Work to be completed: Repeat the listing word for word. No pictures belong in the copy.

--- START OF Entries supplied ---

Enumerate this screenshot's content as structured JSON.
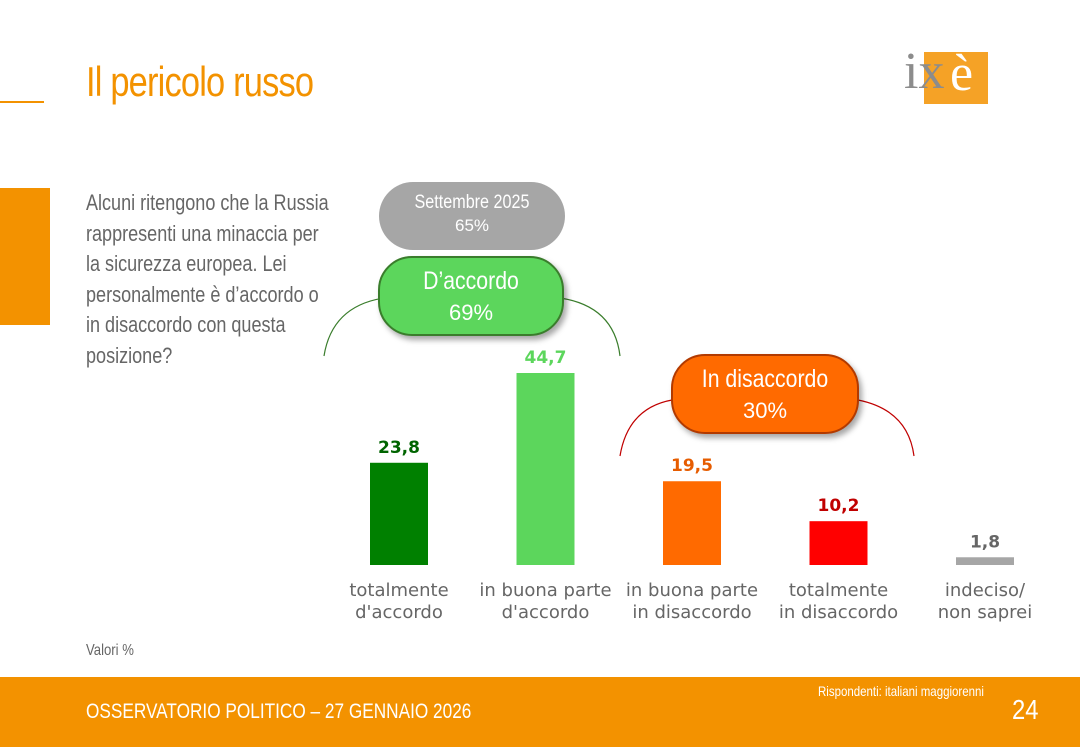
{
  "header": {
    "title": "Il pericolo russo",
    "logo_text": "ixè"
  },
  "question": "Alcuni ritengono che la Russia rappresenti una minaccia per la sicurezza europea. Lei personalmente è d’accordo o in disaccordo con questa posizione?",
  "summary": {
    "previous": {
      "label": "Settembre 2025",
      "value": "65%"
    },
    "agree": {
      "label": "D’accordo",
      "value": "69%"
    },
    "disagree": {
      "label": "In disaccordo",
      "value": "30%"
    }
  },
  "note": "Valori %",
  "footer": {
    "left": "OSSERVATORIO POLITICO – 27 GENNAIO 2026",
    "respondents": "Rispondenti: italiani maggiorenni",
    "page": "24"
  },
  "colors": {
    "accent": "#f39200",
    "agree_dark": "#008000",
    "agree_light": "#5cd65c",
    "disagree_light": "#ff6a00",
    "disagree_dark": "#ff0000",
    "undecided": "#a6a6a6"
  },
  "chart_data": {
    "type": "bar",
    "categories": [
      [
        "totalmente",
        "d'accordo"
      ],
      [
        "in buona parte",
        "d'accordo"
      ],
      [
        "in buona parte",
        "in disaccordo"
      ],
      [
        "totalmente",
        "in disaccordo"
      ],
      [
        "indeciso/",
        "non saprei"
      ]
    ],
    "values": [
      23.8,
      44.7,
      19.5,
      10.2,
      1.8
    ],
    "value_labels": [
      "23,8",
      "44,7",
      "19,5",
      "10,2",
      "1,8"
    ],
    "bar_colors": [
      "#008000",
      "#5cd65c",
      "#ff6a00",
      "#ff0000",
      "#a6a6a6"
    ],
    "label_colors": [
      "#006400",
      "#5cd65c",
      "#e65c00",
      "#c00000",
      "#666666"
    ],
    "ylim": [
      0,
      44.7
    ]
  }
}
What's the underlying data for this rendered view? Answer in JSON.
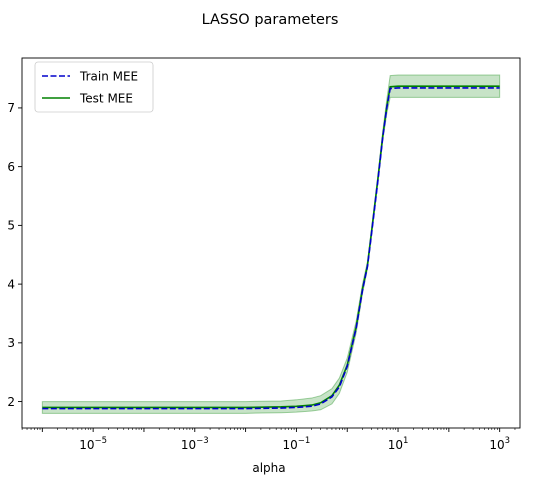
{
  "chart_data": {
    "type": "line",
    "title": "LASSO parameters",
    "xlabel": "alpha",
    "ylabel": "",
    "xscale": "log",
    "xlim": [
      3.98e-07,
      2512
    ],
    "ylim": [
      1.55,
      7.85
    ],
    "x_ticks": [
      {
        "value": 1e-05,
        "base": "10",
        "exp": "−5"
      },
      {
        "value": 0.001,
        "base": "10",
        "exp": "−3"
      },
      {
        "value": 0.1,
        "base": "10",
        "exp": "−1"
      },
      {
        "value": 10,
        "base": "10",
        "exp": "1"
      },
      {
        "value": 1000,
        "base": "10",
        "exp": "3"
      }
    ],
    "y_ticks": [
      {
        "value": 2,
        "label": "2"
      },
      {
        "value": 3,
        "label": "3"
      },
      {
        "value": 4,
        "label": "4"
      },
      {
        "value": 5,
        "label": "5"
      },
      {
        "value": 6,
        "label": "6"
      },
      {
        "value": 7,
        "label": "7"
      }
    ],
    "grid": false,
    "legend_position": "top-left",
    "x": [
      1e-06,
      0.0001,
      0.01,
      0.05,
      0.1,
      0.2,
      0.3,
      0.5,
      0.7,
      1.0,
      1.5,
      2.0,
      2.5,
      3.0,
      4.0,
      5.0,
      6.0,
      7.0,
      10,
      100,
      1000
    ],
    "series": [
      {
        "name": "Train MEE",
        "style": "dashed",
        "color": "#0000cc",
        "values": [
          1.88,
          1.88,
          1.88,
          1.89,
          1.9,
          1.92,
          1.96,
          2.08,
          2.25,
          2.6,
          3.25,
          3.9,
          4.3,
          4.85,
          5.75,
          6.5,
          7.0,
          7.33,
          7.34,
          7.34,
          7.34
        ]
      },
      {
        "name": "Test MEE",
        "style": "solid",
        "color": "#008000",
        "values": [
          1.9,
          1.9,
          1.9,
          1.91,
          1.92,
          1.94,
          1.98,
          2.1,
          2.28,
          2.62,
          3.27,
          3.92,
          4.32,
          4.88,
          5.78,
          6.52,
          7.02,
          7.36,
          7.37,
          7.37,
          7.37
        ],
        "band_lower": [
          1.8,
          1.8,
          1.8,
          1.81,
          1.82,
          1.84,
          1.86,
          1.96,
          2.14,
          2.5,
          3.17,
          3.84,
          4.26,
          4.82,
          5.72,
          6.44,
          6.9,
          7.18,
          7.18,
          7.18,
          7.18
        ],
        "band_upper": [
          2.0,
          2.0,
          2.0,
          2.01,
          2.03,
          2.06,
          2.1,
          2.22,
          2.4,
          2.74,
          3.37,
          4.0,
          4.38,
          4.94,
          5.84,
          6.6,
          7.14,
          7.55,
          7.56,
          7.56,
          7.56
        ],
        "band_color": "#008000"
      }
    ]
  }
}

--- END OF Entries supplied ---

Exercise solution:
Enumerate this screenshot's content as structured JSON.
{
  "header": {
    "title": "Il pericolo russo",
    "logo_text": "ixè"
  },
  "question": "Alcuni ritengono che la Russia rappresenti una minaccia per la sicurezza europea. Lei personalmente è d’accordo o in disaccordo con questa posizione?",
  "summary": {
    "previous": {
      "label": "Settembre 2025",
      "value": "65%"
    },
    "agree": {
      "label": "D’accordo",
      "value": "69%"
    },
    "disagree": {
      "label": "In disaccordo",
      "value": "30%"
    }
  },
  "note": "Valori %",
  "footer": {
    "left": "OSSERVATORIO POLITICO – 27 GENNAIO 2026",
    "respondents": "Rispondenti: italiani maggiorenni",
    "page": "24"
  },
  "colors": {
    "accent": "#f39200",
    "agree_dark": "#008000",
    "agree_light": "#5cd65c",
    "disagree_light": "#ff6a00",
    "disagree_dark": "#ff0000",
    "undecided": "#a6a6a6"
  },
  "chart_data": {
    "type": "bar",
    "categories": [
      [
        "totalmente",
        "d'accordo"
      ],
      [
        "in buona parte",
        "d'accordo"
      ],
      [
        "in buona parte",
        "in disaccordo"
      ],
      [
        "totalmente",
        "in disaccordo"
      ],
      [
        "indeciso/",
        "non saprei"
      ]
    ],
    "values": [
      23.8,
      44.7,
      19.5,
      10.2,
      1.8
    ],
    "value_labels": [
      "23,8",
      "44,7",
      "19,5",
      "10,2",
      "1,8"
    ],
    "bar_colors": [
      "#008000",
      "#5cd65c",
      "#ff6a00",
      "#ff0000",
      "#a6a6a6"
    ],
    "label_colors": [
      "#006400",
      "#5cd65c",
      "#e65c00",
      "#c00000",
      "#666666"
    ],
    "ylim": [
      0,
      44.7
    ]
  }
}
What's the underlying data for this rendered view? Answer in JSON.
{
  "chart_data": {
    "type": "line",
    "title": "LASSO parameters",
    "xlabel": "alpha",
    "ylabel": "",
    "xscale": "log",
    "xlim": [
      3.98e-07,
      2512
    ],
    "ylim": [
      1.55,
      7.85
    ],
    "x_ticks": [
      {
        "value": 1e-05,
        "base": "10",
        "exp": "−5"
      },
      {
        "value": 0.001,
        "base": "10",
        "exp": "−3"
      },
      {
        "value": 0.1,
        "base": "10",
        "exp": "−1"
      },
      {
        "value": 10,
        "base": "10",
        "exp": "1"
      },
      {
        "value": 1000,
        "base": "10",
        "exp": "3"
      }
    ],
    "y_ticks": [
      {
        "value": 2,
        "label": "2"
      },
      {
        "value": 3,
        "label": "3"
      },
      {
        "value": 4,
        "label": "4"
      },
      {
        "value": 5,
        "label": "5"
      },
      {
        "value": 6,
        "label": "6"
      },
      {
        "value": 7,
        "label": "7"
      }
    ],
    "grid": false,
    "legend_position": "top-left",
    "x": [
      1e-06,
      0.0001,
      0.01,
      0.05,
      0.1,
      0.2,
      0.3,
      0.5,
      0.7,
      1.0,
      1.5,
      2.0,
      2.5,
      3.0,
      4.0,
      5.0,
      6.0,
      7.0,
      10,
      100,
      1000
    ],
    "series": [
      {
        "name": "Train MEE",
        "style": "dashed",
        "color": "#0000cc",
        "values": [
          1.88,
          1.88,
          1.88,
          1.89,
          1.9,
          1.92,
          1.96,
          2.08,
          2.25,
          2.6,
          3.25,
          3.9,
          4.3,
          4.85,
          5.75,
          6.5,
          7.0,
          7.33,
          7.34,
          7.34,
          7.34
        ]
      },
      {
        "name": "Test MEE",
        "style": "solid",
        "color": "#008000",
        "values": [
          1.9,
          1.9,
          1.9,
          1.91,
          1.92,
          1.94,
          1.98,
          2.1,
          2.28,
          2.62,
          3.27,
          3.92,
          4.32,
          4.88,
          5.78,
          6.52,
          7.02,
          7.36,
          7.37,
          7.37,
          7.37
        ],
        "band_lower": [
          1.8,
          1.8,
          1.8,
          1.81,
          1.82,
          1.84,
          1.86,
          1.96,
          2.14,
          2.5,
          3.17,
          3.84,
          4.26,
          4.82,
          5.72,
          6.44,
          6.9,
          7.18,
          7.18,
          7.18,
          7.18
        ],
        "band_upper": [
          2.0,
          2.0,
          2.0,
          2.01,
          2.03,
          2.06,
          2.1,
          2.22,
          2.4,
          2.74,
          3.37,
          4.0,
          4.38,
          4.94,
          5.84,
          6.6,
          7.14,
          7.55,
          7.56,
          7.56,
          7.56
        ],
        "band_color": "#008000"
      }
    ]
  }
}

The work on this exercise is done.